*** Opening Page extract ***

- Born: November 5, 1941 (age 84)
- Education: Harvard University
- Spouse: Irene Greif
- Awards: ACM Fellow (2000)
- Scientific career
- Fields: Computer science
- Institutions: MIT
- Doctoral advisor: Patrick C. Fischer
- Doctoral students: Nancy Lynch, Leonid Levin, Jeanne Ferrante, Charles Rackoff, Larry Stockmeyer, David Harel, Joseph Halpern, John C. Mitchell, Edward McCreight, Val Tannen
- Website: people.csail.mit.edu/meyer/

= Albert R. Meyer =

American theoretical computer scientist

Albert Ronald da Silva Meyer (born 1941) is Hitachi America Professor emeritus of computer science at Massachusetts Institute of Technology (MIT).

==Biography==
Meyer received his PhD from Harvard University in 1972 in applied mathematics, under the supervision of Patrick C. Fischer. He joined the Department of Electrical Engineering and Computer Science (EECS) faculty at MIT in 1969. Meyer became the Hitachi America Professor of Computer Science and Engineering in 1991. He retired from MIT in 2016.

*** Closing Page extract ***
*** Opening Data section ***

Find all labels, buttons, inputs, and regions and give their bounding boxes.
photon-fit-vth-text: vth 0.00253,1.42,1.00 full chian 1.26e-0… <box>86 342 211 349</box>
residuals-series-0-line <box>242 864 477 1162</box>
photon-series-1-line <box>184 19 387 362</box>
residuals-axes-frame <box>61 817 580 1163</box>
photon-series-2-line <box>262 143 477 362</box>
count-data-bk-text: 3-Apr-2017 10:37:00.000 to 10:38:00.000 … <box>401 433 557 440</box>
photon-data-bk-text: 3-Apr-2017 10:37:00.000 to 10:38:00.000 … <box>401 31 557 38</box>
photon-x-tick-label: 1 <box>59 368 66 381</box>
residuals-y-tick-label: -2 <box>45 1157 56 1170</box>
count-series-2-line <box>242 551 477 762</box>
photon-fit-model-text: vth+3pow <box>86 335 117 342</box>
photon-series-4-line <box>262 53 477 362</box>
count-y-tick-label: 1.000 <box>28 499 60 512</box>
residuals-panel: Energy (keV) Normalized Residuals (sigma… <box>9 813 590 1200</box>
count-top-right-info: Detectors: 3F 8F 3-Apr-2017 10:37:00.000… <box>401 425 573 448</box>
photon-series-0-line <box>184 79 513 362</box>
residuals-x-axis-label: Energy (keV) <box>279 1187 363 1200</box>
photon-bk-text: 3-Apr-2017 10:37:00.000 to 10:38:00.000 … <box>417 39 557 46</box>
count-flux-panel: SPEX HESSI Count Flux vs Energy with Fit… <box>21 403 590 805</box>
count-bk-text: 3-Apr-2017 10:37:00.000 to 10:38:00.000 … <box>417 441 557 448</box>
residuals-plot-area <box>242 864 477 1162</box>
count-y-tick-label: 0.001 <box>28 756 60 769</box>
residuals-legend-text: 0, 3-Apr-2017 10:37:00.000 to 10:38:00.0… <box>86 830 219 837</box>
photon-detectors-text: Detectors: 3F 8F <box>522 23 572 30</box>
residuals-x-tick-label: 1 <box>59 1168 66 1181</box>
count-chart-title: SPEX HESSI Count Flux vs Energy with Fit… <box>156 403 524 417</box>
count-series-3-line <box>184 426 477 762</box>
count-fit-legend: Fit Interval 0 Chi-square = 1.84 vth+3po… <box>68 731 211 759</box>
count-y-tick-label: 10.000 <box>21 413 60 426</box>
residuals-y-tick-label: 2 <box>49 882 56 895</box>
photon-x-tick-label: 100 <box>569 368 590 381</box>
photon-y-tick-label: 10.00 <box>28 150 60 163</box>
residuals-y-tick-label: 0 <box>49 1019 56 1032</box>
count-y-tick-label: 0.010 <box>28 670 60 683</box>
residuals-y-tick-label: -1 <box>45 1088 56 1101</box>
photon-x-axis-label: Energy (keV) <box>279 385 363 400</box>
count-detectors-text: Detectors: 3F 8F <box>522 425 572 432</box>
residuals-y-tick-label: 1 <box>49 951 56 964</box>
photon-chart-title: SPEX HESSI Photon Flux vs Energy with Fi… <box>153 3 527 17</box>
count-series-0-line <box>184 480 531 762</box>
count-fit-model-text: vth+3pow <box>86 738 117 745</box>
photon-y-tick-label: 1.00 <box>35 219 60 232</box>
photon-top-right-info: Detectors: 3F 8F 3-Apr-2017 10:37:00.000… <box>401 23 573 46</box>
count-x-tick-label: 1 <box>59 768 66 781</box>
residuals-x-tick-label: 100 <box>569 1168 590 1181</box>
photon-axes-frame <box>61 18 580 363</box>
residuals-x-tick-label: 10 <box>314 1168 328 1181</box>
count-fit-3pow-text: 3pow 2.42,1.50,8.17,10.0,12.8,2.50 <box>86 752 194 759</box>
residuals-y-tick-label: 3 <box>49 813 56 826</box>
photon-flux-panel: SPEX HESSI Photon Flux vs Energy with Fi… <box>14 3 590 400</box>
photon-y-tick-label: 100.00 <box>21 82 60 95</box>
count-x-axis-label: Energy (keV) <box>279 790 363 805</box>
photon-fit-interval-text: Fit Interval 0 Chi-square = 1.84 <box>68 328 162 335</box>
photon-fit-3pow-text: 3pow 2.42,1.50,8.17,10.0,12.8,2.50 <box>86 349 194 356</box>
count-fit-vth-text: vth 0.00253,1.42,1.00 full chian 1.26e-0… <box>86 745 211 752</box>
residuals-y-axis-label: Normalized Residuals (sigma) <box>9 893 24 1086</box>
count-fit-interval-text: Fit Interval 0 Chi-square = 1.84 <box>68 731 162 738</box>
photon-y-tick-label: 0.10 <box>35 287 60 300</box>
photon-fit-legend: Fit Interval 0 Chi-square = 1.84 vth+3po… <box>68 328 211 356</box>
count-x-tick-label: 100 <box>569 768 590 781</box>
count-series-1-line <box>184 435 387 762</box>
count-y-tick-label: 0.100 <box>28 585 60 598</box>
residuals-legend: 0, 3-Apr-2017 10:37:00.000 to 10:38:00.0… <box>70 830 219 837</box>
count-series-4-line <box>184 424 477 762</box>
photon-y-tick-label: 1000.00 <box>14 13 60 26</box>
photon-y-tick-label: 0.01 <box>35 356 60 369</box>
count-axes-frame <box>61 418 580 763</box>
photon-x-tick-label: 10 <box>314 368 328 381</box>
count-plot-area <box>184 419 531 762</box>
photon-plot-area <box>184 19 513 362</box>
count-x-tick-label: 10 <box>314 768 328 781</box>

*** Closing Data section ***

:: Tasks to carry out ::
- 1) In the Albert R. Meyer biography, what fact explains why he is called professor emeritus at MIT?
- 2) Continue the Albert R. Meyer biography after its last sentence.

:: Responses ::
- 1) The biography states that Meyer retired from MIT in 2016. He had been the Hitachi America Professor of Computer Science and Engineering since 1991, so he now holds that title as emeritus.

- 2)
==Academic life==

Mathematics for Computer Science (2017) by Eric Lehman, F. Thomson Leighton, and Albert R. Meyer

Meyer's seminal works include Meyer & Stockmeyer (1972), which introduced the polynomial hierarchy. He has supervised numerous PhD students who are now famous computer scientists; these include Nancy Lynch, Leonid Levin, Jeanne Ferrante, Charles Rackoff, Larry Stockmeyer, David Harel, Joseph Halpern, John C. Mitchell, and Val Tannen. He was the editor-in-chief of the international computer science journal Information and Computation from 1981 until 2020.

==Awards==
He has been a Fellow of the American Academy of Arts and Sciences (AAAS) since 1987, and he was inducted as a Fellow of the Association for Computing Machinery (ACM) in 2000.

==Personal life==
He is married to the computer scientist Irene Greif.

==Publications==
- 1991. Research Directions in Computer Science: An MIT Perspective. (Ed. with John Guttag, Ronald Rivest, and Peter Szolovits) MIT Press.
- Meyer, Albert R. (1972). "Proc. 13th Annual Symposium on Switching and Automata Theory".